> _GIVEN INSTRUCTION_
Provide the number of lines containing the word "text", and nothing else.

> _GIVEN INFORMATION_
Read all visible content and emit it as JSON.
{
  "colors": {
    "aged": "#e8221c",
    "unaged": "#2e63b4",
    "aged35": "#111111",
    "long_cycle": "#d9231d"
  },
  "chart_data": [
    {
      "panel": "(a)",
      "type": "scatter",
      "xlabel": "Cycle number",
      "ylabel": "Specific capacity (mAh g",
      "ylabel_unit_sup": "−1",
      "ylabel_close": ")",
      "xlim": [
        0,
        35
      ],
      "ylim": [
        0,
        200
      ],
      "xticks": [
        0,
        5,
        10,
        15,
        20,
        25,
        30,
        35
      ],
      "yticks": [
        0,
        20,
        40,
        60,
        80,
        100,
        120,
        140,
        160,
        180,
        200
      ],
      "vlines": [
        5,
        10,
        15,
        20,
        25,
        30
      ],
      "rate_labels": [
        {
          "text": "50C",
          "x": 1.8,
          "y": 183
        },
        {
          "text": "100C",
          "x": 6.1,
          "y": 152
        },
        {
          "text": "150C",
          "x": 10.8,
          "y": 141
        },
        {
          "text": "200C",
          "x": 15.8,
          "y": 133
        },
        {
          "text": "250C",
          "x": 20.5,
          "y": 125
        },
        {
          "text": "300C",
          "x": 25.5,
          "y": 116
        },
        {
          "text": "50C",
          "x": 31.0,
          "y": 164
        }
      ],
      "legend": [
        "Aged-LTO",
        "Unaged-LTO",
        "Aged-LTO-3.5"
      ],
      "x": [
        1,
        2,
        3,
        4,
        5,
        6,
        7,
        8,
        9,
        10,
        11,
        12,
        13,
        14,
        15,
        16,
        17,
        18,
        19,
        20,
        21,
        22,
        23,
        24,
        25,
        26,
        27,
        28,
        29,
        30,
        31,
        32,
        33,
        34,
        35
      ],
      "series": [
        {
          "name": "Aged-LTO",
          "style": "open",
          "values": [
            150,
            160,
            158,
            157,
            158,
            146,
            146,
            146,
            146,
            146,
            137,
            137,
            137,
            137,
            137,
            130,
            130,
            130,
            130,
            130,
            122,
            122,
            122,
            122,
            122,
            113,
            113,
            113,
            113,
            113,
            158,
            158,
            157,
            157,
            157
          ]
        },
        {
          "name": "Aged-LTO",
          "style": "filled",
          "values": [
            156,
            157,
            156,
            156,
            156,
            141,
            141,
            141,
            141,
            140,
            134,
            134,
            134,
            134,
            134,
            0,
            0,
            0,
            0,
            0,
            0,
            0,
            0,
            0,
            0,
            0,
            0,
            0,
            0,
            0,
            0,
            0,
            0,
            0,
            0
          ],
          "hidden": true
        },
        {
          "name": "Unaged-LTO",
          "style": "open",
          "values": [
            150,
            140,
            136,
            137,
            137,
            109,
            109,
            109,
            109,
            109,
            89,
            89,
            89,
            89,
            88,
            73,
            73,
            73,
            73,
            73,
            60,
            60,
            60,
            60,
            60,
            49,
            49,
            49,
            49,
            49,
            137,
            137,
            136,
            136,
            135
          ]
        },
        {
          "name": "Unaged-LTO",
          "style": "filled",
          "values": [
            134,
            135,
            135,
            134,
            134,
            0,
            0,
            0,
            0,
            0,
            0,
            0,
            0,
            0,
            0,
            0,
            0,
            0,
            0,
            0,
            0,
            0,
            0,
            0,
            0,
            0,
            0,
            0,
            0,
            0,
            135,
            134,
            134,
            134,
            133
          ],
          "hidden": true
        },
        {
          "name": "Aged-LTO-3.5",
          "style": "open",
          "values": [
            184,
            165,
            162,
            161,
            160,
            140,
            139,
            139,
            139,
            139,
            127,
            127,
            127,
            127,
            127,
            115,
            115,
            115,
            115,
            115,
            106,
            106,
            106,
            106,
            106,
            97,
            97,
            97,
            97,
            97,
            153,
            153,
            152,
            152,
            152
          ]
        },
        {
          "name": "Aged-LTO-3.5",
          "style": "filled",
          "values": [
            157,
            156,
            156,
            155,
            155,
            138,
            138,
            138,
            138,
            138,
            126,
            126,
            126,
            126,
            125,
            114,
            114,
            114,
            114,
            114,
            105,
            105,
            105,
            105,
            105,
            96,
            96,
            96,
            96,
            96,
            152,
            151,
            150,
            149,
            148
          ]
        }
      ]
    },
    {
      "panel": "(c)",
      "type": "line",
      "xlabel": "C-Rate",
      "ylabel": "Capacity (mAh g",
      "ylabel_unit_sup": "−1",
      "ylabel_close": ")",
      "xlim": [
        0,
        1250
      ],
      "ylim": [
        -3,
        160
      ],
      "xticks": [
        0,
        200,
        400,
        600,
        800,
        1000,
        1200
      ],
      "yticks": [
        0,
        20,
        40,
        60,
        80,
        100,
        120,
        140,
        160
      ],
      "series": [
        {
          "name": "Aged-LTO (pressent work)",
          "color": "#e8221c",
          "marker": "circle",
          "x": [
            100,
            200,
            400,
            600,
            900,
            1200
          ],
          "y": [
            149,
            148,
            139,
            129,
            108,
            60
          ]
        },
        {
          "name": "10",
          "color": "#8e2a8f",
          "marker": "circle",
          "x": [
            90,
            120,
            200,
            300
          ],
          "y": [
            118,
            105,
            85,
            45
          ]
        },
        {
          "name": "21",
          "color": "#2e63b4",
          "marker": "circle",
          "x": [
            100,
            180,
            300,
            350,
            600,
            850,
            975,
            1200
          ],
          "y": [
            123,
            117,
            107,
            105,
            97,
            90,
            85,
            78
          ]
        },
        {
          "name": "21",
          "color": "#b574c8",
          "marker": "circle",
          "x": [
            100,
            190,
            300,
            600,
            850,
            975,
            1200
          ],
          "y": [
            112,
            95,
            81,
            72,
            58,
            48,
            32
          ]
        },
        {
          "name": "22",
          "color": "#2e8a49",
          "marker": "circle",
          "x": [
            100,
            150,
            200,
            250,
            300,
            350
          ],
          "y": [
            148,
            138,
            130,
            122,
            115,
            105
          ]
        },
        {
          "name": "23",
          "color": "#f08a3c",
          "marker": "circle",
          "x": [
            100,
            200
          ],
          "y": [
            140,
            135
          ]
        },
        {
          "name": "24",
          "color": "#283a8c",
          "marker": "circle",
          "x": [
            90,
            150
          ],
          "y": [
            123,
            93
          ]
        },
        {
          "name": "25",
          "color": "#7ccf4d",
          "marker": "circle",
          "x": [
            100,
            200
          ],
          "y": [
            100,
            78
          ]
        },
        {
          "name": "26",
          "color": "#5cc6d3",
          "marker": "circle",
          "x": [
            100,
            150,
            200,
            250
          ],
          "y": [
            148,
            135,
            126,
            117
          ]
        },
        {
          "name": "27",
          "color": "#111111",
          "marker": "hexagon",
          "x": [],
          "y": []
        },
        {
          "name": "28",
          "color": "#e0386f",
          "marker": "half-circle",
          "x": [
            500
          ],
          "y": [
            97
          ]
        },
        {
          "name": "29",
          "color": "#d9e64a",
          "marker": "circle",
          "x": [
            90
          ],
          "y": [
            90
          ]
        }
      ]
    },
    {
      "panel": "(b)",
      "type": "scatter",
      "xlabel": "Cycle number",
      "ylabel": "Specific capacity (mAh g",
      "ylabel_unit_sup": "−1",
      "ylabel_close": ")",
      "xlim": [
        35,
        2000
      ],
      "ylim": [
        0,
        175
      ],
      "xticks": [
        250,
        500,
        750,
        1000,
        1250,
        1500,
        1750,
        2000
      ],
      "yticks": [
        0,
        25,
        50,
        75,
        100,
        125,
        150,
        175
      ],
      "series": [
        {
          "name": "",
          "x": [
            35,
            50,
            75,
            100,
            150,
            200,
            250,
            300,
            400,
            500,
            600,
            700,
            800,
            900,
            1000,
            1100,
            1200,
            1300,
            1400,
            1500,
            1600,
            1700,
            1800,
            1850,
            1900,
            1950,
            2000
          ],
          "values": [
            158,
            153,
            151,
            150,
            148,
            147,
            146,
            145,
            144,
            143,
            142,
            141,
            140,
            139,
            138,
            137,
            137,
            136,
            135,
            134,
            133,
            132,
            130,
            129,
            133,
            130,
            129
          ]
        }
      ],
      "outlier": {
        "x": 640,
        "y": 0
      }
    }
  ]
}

> _EXERCISE RESPONSE_
7